▶ **Directions for this task**:
Return the listing below unchanged, minus its pictures.

= = = = = = =

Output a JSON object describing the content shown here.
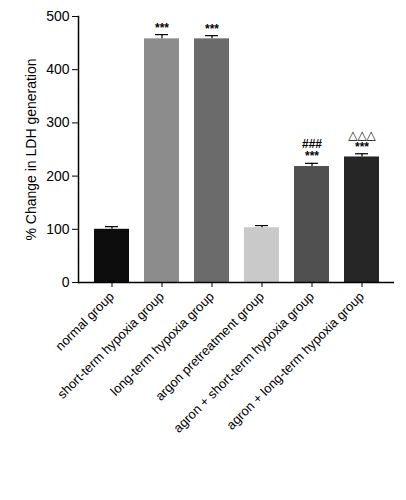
{
  "chart_data": {
    "type": "bar",
    "y_label": "% Change in LDH generation",
    "categories": [
      "normal group",
      "short-term hypoxia group",
      "long-term hypoxia group",
      "argon pretreatment group",
      "agron + short-term hypoxia group",
      "agron + long-term hypoxia group"
    ],
    "values": [
      100,
      458,
      458,
      103,
      218,
      236
    ],
    "errors": [
      5,
      8,
      6,
      4,
      6,
      6
    ],
    "significance": [
      [],
      [
        "***"
      ],
      [
        "***"
      ],
      [],
      [
        "###",
        "***"
      ],
      [
        "△△△",
        "***"
      ]
    ],
    "colors": [
      "#0d0d0d",
      "#8c8c8c",
      "#6b6b6b",
      "#c9c9c9",
      "#505050",
      "#262626"
    ],
    "ylim": [
      0,
      500
    ],
    "yticks": [
      0,
      100,
      200,
      300,
      400,
      500
    ],
    "grid": false
  }
}
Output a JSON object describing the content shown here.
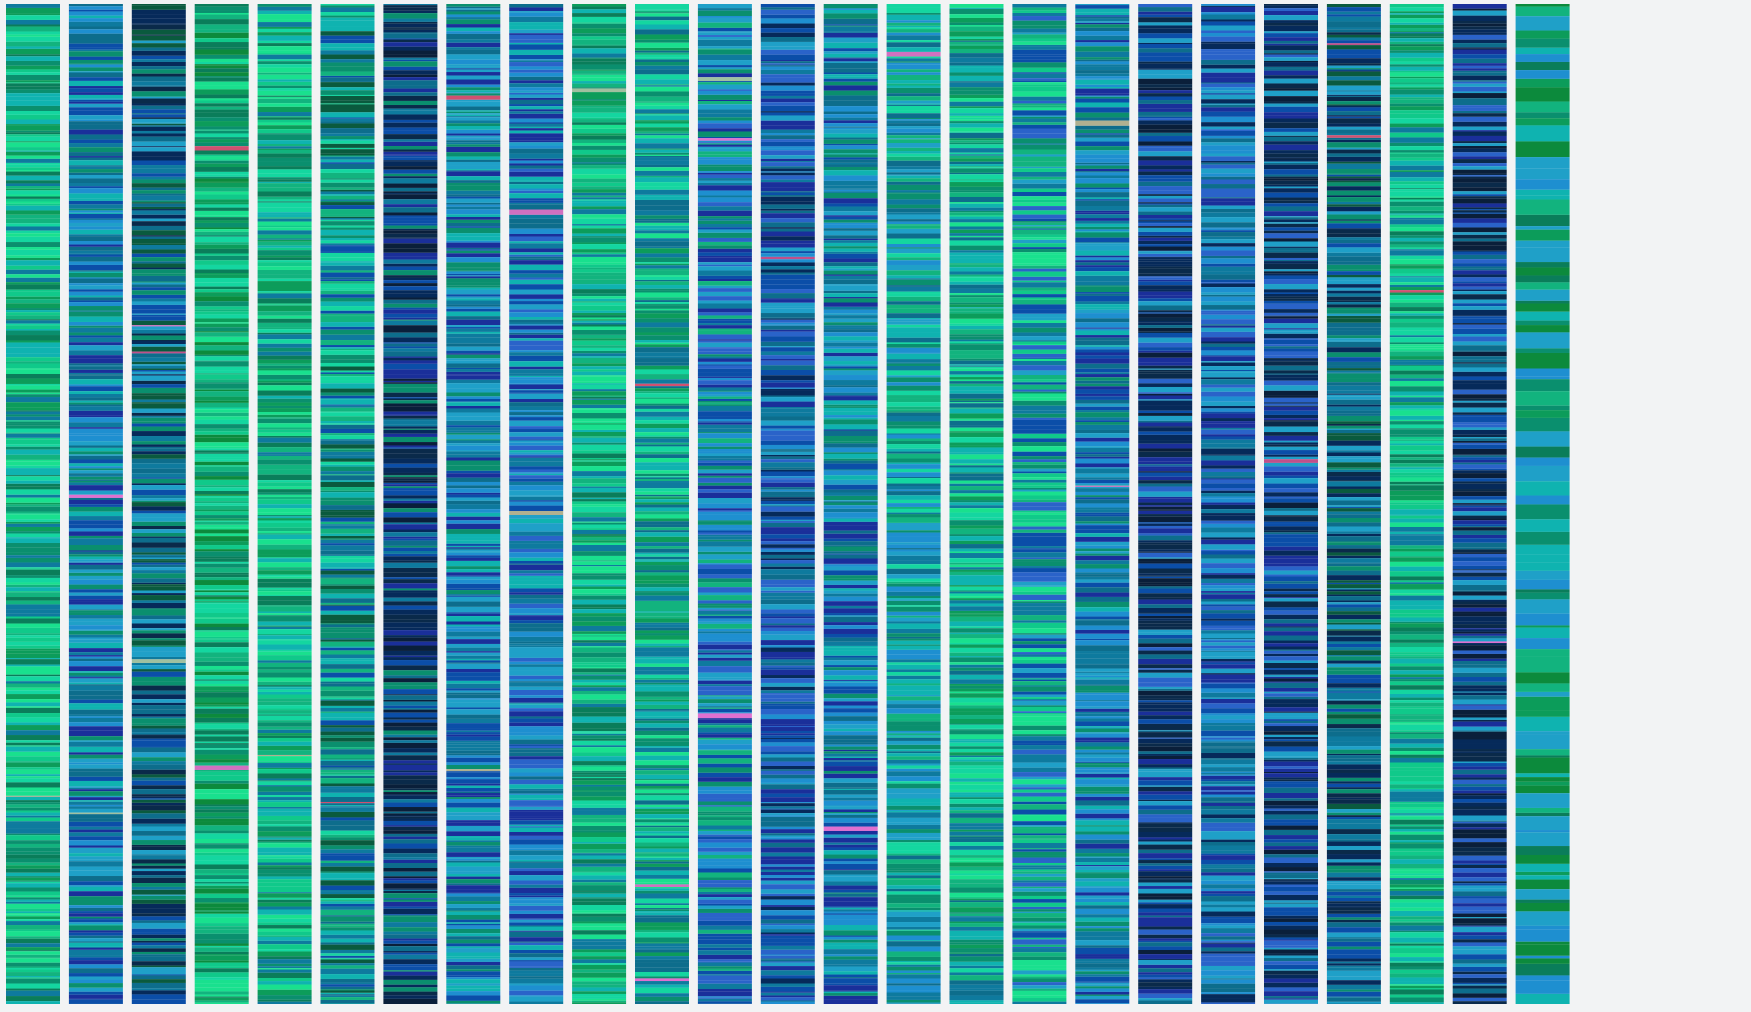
{
  "background_color": "#f2f3f4",
  "column_count": 25,
  "palette": [
    "#0a8f6e",
    "#0d6d8c",
    "#12b37e",
    "#0b4ea8",
    "#10c98a",
    "#0e7a9e",
    "#1a2f9a",
    "#0a5a3e",
    "#14d6a0",
    "#0a2a4a",
    "#1fa0c8",
    "#0c9c5a",
    "#2a63c9",
    "#0fb3b0",
    "#062a5a",
    "#0a7d5a",
    "#1e8fd0",
    "#19e08e",
    "#0a1f3a",
    "#0c8a3c"
  ],
  "accent_colors": [
    "#c0508a",
    "#d070c0",
    "#b0b090",
    "#d05070",
    "#e070d0",
    "#a0c0a0"
  ],
  "column_styles": [
    "green-teal",
    "teal-blue",
    "teal-navy",
    "green",
    "green-teal",
    "teal-mixed",
    "navy-teal",
    "teal-blue",
    "blue-teal",
    "green-teal",
    "teal-green",
    "blue-green",
    "blue",
    "teal-blue",
    "teal",
    "teal-green",
    "green-blue",
    "teal-blue",
    "navy-blue",
    "blue",
    "navy-blue",
    "teal-navy",
    "green-teal",
    "navy-blue",
    "green-solid"
  ]
}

= = = = = = =

▶ **Worked solution**:
Output a JSON object describing the content shown here.
{
  "chart_data": {
    "type": "bar",
    "y_label": "% Change in LDH generation",
    "categories": [
      "normal group",
      "short-term hypoxia group",
      "long-term hypoxia group",
      "argon pretreatment group",
      "agron + short-term hypoxia group",
      "agron + long-term hypoxia group"
    ],
    "values": [
      100,
      458,
      458,
      103,
      218,
      236
    ],
    "errors": [
      5,
      8,
      6,
      4,
      6,
      6
    ],
    "significance": [
      [],
      [
        "***"
      ],
      [
        "***"
      ],
      [],
      [
        "###",
        "***"
      ],
      [
        "△△△",
        "***"
      ]
    ],
    "colors": [
      "#0d0d0d",
      "#8c8c8c",
      "#6b6b6b",
      "#c9c9c9",
      "#505050",
      "#262626"
    ],
    "ylim": [
      0,
      500
    ],
    "yticks": [
      0,
      100,
      200,
      300,
      400,
      500
    ],
    "grid": false
  }
}
Output a JSON object describing the content shown here.
{
  "background_color": "#f2f3f4",
  "column_count": 25,
  "palette": [
    "#0a8f6e",
    "#0d6d8c",
    "#12b37e",
    "#0b4ea8",
    "#10c98a",
    "#0e7a9e",
    "#1a2f9a",
    "#0a5a3e",
    "#14d6a0",
    "#0a2a4a",
    "#1fa0c8",
    "#0c9c5a",
    "#2a63c9",
    "#0fb3b0",
    "#062a5a",
    "#0a7d5a",
    "#1e8fd0",
    "#19e08e",
    "#0a1f3a",
    "#0c8a3c"
  ],
  "accent_colors": [
    "#c0508a",
    "#d070c0",
    "#b0b090",
    "#d05070",
    "#e070d0",
    "#a0c0a0"
  ],
  "column_styles": [
    "green-teal",
    "teal-blue",
    "teal-navy",
    "green",
    "green-teal",
    "teal-mixed",
    "navy-teal",
    "teal-blue",
    "blue-teal",
    "green-teal",
    "teal-green",
    "blue-green",
    "blue",
    "teal-blue",
    "teal",
    "teal-green",
    "green-blue",
    "teal-blue",
    "navy-blue",
    "blue",
    "navy-blue",
    "teal-navy",
    "green-teal",
    "navy-blue",
    "green-solid"
  ]
}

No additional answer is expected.